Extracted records
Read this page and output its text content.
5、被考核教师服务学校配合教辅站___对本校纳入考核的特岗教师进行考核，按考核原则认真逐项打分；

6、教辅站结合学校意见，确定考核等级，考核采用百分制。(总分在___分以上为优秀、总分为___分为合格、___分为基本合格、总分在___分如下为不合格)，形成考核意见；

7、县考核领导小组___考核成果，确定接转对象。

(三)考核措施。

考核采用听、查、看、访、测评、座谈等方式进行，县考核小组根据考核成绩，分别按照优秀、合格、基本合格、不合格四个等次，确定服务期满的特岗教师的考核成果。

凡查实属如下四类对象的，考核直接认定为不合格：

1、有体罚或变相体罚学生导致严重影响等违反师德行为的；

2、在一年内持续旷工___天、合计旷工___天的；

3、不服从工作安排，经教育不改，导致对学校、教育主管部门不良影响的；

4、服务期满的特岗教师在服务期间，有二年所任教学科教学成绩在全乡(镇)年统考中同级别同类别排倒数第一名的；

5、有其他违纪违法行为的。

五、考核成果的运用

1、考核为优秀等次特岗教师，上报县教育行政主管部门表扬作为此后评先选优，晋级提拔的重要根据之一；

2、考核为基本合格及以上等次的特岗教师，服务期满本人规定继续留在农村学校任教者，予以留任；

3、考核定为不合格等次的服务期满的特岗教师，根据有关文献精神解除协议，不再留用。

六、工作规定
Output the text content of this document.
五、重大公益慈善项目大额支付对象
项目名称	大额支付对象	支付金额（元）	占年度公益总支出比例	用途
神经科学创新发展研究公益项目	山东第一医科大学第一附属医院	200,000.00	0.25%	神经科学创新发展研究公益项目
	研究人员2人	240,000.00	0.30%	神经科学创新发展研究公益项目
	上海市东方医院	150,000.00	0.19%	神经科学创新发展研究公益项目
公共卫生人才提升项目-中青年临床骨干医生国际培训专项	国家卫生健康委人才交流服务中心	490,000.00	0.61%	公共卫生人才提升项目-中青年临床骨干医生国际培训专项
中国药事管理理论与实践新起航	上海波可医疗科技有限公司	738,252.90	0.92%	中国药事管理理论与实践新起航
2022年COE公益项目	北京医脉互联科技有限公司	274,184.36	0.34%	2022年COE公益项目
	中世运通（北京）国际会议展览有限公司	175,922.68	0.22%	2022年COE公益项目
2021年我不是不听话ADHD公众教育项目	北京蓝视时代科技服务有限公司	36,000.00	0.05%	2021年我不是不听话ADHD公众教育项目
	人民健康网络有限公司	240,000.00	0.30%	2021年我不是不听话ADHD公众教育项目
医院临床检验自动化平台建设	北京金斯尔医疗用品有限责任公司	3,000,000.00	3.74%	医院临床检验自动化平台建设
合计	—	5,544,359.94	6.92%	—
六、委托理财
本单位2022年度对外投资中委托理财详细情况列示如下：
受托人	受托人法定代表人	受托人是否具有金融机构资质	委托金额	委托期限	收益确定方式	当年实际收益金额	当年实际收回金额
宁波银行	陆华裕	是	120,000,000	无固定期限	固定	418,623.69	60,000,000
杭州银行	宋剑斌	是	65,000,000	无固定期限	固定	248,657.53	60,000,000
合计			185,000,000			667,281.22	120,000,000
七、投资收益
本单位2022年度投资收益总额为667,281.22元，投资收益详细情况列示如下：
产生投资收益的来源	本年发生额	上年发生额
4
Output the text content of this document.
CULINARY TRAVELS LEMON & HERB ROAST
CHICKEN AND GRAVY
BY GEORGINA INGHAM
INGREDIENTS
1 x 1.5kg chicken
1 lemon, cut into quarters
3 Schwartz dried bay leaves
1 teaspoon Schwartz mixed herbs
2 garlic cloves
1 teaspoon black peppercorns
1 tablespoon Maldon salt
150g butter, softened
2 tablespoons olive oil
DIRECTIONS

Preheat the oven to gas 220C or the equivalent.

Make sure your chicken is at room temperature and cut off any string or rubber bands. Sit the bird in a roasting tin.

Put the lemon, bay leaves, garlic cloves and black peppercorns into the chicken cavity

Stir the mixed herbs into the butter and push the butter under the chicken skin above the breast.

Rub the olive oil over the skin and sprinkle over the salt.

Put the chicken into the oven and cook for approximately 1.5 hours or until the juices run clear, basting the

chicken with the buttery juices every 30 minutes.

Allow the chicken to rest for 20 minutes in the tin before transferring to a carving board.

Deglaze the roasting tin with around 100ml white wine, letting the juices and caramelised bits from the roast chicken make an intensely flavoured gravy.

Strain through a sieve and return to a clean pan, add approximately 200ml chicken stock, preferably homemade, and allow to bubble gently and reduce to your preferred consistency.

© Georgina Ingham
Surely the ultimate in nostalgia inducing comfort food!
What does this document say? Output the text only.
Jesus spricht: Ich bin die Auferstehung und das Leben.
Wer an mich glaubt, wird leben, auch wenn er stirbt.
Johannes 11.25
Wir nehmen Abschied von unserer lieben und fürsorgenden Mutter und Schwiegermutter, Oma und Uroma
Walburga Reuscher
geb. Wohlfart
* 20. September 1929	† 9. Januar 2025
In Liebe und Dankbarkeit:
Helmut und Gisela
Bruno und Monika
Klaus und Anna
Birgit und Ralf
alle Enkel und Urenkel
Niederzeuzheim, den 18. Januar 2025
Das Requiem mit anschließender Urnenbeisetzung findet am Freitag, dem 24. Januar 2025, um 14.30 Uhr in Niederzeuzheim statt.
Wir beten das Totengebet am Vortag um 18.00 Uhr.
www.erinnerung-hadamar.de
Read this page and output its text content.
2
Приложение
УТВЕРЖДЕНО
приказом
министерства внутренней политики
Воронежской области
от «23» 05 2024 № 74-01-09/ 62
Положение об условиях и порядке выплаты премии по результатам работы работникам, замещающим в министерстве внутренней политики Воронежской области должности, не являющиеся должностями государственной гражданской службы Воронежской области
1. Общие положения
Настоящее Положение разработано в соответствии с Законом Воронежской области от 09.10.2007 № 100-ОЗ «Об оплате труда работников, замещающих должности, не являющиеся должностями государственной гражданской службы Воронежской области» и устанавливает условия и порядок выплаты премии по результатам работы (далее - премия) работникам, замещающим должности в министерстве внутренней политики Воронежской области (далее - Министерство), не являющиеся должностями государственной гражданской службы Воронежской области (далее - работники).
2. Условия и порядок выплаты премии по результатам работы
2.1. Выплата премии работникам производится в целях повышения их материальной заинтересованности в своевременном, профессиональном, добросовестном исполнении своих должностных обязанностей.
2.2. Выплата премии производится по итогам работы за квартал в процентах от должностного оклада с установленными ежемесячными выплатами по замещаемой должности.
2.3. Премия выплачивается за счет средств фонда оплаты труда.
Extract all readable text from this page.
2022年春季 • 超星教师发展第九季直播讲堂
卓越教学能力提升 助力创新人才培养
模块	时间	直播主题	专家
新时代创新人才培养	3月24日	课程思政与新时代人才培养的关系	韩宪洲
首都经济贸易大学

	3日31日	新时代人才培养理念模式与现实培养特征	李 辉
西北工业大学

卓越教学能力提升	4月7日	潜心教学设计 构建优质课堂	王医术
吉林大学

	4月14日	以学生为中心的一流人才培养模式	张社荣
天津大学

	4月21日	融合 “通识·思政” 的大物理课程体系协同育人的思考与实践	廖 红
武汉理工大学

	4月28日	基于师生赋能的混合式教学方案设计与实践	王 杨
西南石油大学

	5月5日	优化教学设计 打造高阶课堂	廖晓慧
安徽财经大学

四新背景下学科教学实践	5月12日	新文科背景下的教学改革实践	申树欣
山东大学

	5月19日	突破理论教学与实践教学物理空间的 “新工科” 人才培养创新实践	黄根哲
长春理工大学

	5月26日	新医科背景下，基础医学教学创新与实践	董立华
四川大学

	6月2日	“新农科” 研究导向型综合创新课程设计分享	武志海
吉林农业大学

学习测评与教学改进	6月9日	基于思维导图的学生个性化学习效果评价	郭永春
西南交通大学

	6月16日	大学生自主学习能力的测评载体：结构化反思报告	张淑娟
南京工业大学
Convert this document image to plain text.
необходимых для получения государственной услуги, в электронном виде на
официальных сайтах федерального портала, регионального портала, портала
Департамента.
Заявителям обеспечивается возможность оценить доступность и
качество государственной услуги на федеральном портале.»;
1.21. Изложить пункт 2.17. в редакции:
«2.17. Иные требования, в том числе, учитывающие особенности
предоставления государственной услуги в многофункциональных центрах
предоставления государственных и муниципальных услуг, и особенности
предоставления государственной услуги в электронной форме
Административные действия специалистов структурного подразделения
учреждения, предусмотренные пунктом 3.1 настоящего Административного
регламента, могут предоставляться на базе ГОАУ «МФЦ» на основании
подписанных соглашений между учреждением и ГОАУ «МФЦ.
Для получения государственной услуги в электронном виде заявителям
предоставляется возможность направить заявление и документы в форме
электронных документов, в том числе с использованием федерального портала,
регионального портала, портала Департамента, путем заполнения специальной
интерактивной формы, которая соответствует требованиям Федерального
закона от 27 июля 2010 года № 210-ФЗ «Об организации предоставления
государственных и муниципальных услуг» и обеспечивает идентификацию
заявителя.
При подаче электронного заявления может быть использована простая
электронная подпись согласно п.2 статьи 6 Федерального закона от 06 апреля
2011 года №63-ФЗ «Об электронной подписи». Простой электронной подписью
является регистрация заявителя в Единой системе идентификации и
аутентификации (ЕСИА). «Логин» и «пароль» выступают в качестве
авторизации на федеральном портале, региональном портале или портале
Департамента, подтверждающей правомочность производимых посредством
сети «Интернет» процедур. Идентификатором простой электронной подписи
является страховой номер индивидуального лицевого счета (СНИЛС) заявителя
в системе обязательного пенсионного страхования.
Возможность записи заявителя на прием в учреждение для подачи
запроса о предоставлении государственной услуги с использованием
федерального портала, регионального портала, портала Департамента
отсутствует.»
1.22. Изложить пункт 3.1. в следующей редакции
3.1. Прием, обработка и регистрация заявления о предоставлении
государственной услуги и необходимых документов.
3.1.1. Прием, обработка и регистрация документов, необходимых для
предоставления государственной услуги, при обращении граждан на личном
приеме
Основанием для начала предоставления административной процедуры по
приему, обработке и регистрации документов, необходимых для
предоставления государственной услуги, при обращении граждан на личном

# Short exercise
Go through the entries above and copy every line containing "with".

# Exercise solution
chicken with the buttery juices every 30 minutes.
Deglaze the roasting tin with around 100ml white wine, letting the juices and caramelised bits from the roast chicken make an intensely flavoured gravy.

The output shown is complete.